** DOCUMENT **
AI applications push vector databases in very different directions: batch recommenders with very high throughput queries, semantic search at billion scale with constant updates, and agentic apps with millions of small namespaces that need to become searchable on demand. Meeting these demands means balancing accuracy, freshness, scalability, and predictable performance; these requirements come with innate trade-offs that pull systems in conflicting directions.

We designed this slab-based architecture specifically to resolve these conflicting trade-offs. The result: an index that stays fast, reliable, and accurate across any workload. From the moment data is written, it’s queryable. As datasets grow, the system reorganizes itself in the background. As usage shifts, resources scale without disruption.

In this deep dive, we examine the internals of Pinecone’s slab architecture: tracing data from ingestion to query, and showing how compaction, caching, and adaptive indexing deliver predictable performance at scale.

High Level Flow

Animation showing Pinecone’s architecture: data flows from write requests through the memtable, gets flushed into immutable slabs in object storage, while queries fan out across all slabs to retrieve results.

At a high level, Pinecone is designed to make writes immediately durable (permanently saved to disk) then organize data into efficient storage units for fast search. Here’s how it works:

1. Write path (ingestion):

2. When data is written, the request is first logged durably in a request log.

3. The write is acknowledged immediately, so clients know it’s durable.

4. The data is also placed into an in-memory buffer called a memtable.

5. The whole time: indexing work continues asynchronously in the background.

6. Slab creation (storage):

7. The memtable is periodically flushed to object storage.

** TASK BRIEF **
Please repeat the Pinecone architecture text between "Animation showing Pinecone’s" and "to retrieve results.", inclusive, changing "memtable" to "write buffer" wherever it appears.

** MATERIAL **
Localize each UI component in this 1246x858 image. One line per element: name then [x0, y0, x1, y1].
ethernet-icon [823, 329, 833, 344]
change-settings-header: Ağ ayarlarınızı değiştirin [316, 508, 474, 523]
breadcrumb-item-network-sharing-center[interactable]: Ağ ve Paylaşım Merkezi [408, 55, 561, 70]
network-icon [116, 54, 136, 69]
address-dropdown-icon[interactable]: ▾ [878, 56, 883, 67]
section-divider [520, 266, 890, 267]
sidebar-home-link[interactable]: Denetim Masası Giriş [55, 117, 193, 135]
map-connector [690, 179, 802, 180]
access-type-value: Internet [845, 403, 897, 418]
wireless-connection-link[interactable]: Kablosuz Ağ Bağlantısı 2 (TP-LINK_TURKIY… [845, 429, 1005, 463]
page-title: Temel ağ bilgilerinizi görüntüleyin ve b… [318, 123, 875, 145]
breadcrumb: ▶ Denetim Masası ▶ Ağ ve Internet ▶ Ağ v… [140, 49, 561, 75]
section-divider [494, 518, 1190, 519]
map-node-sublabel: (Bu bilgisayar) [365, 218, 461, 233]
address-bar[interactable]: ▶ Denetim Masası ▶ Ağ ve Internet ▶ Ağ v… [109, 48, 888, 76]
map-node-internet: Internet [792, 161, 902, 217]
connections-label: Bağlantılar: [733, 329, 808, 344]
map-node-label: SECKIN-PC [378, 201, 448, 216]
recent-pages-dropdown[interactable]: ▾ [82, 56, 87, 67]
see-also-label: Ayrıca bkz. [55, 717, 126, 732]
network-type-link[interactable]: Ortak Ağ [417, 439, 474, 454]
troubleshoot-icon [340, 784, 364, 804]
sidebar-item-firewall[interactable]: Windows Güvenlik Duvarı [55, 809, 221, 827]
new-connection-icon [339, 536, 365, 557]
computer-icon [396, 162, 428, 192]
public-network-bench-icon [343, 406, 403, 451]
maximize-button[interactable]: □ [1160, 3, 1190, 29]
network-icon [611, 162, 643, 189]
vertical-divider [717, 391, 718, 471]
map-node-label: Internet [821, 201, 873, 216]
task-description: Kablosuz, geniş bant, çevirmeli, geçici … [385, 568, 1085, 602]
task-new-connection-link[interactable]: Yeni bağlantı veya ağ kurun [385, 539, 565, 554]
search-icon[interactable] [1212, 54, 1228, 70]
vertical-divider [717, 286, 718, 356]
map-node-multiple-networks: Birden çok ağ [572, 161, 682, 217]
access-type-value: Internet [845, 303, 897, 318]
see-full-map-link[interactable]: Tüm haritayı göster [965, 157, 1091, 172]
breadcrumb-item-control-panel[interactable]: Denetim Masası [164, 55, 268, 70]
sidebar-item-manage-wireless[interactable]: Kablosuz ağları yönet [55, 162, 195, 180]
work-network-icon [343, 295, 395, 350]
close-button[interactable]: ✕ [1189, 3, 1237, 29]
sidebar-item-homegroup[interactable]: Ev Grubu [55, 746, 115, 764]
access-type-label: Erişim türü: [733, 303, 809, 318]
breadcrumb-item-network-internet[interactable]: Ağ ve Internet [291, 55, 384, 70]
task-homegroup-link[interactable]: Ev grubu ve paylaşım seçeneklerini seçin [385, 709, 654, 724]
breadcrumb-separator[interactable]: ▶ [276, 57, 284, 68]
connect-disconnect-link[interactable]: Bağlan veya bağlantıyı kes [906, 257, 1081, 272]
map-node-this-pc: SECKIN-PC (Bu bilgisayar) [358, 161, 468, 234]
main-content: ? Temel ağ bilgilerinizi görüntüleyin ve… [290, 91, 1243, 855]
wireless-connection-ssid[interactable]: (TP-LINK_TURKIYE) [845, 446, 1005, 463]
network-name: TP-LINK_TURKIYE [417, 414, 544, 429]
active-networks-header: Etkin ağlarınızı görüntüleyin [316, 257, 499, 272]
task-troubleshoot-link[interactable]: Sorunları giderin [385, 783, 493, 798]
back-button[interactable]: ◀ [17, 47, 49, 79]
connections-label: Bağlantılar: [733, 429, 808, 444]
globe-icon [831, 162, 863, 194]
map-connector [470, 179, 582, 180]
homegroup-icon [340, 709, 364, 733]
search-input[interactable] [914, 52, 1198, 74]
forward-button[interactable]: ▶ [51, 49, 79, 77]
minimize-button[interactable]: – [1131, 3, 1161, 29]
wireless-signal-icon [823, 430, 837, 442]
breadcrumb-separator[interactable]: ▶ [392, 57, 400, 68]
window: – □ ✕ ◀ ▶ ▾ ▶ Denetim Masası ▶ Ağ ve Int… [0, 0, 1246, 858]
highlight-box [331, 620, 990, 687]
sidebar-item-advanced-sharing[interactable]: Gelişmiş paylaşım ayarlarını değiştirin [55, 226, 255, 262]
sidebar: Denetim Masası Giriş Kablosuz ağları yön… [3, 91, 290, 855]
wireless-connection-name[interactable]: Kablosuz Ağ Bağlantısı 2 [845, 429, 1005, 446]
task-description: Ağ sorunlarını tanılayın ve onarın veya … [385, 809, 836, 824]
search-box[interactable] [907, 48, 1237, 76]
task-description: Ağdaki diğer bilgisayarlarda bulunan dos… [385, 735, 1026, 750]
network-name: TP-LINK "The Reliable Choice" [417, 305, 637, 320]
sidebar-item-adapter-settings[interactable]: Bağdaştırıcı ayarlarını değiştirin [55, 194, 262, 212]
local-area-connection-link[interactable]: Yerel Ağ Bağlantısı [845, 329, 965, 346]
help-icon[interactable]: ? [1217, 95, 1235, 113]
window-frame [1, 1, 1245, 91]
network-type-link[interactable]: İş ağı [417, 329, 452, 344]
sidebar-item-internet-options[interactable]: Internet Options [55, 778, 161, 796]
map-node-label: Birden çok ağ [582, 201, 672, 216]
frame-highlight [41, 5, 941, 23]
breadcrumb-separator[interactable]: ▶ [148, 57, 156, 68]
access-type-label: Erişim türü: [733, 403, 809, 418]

** FINISHED ANSWER **
Animation showing Pinecone’s architecture: data flows from write requests through the write buffer, gets flushed into immutable slabs in object storage, while queries fan out across all slabs to retrieve results.